**Task**
Copy every line in which the string "pulvinar" occurs.

Data entries:
* START *

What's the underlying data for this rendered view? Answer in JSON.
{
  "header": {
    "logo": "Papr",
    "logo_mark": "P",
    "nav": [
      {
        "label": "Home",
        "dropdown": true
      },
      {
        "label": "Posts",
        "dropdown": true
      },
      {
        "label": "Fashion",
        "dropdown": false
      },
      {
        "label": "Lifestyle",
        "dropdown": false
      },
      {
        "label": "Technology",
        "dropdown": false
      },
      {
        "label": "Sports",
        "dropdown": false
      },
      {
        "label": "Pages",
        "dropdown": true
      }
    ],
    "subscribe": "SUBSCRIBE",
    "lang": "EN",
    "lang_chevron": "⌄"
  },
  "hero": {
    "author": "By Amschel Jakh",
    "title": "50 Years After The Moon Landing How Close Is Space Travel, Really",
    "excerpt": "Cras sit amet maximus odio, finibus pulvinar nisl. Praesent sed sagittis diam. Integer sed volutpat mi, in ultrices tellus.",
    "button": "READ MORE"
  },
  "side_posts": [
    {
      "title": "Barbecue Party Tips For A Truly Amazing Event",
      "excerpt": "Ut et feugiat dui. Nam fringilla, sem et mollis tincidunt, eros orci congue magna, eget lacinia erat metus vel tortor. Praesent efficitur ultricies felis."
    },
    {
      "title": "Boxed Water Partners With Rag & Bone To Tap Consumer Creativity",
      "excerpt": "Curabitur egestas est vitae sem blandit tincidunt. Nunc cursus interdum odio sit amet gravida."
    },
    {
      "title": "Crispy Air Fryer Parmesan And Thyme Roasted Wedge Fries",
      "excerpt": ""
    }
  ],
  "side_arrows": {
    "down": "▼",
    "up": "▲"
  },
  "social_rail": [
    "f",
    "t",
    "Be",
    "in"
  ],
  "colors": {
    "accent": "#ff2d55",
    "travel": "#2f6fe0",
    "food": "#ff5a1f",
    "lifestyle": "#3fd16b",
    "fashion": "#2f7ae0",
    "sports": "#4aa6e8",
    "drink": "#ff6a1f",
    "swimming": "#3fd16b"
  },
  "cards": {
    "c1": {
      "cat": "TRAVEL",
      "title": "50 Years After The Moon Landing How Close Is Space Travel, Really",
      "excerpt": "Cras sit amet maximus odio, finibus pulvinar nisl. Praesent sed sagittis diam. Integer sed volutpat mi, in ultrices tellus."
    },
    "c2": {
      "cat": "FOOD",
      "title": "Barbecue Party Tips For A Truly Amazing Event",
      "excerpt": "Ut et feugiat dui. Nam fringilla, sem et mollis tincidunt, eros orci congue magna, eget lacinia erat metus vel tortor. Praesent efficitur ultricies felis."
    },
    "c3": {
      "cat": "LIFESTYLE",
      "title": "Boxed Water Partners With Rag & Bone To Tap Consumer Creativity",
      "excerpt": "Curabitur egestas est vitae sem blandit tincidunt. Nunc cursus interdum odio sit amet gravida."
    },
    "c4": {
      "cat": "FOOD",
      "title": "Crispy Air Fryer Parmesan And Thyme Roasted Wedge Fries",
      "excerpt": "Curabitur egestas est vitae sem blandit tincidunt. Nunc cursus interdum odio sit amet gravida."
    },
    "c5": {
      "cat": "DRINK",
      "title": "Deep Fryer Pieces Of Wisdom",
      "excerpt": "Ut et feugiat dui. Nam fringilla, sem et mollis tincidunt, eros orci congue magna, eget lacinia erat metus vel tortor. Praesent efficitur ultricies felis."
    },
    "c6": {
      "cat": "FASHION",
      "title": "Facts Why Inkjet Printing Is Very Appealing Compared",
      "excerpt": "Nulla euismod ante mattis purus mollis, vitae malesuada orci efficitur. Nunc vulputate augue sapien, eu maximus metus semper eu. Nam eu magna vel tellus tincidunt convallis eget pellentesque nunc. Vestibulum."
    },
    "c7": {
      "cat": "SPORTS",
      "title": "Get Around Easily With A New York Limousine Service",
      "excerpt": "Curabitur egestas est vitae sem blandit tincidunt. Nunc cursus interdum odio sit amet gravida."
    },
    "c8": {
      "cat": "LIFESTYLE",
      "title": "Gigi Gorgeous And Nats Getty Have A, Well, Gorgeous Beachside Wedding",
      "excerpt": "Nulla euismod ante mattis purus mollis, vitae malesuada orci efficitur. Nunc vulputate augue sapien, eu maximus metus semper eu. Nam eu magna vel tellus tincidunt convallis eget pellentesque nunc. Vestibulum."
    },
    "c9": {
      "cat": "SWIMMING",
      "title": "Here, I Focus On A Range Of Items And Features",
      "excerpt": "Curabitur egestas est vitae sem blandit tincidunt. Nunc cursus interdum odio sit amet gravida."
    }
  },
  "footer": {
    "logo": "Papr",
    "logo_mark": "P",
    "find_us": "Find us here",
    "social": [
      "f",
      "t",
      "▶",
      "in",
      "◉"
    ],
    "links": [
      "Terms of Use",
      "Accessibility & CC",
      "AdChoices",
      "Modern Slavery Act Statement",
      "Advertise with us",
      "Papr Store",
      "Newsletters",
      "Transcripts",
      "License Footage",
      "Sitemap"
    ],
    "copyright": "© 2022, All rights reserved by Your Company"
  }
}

* END *

**Output of the task**
    "excerpt": "Cras sit amet maximus odio, finibus pulvinar nisl. Praesent sed sagittis diam. Integer sed volutpat mi, in ultrices tellus.",
      "excerpt": "Cras sit amet maximus odio, finibus pulvinar nisl. Praesent sed sagittis diam. Integer sed volutpat mi, in ultrices tellus."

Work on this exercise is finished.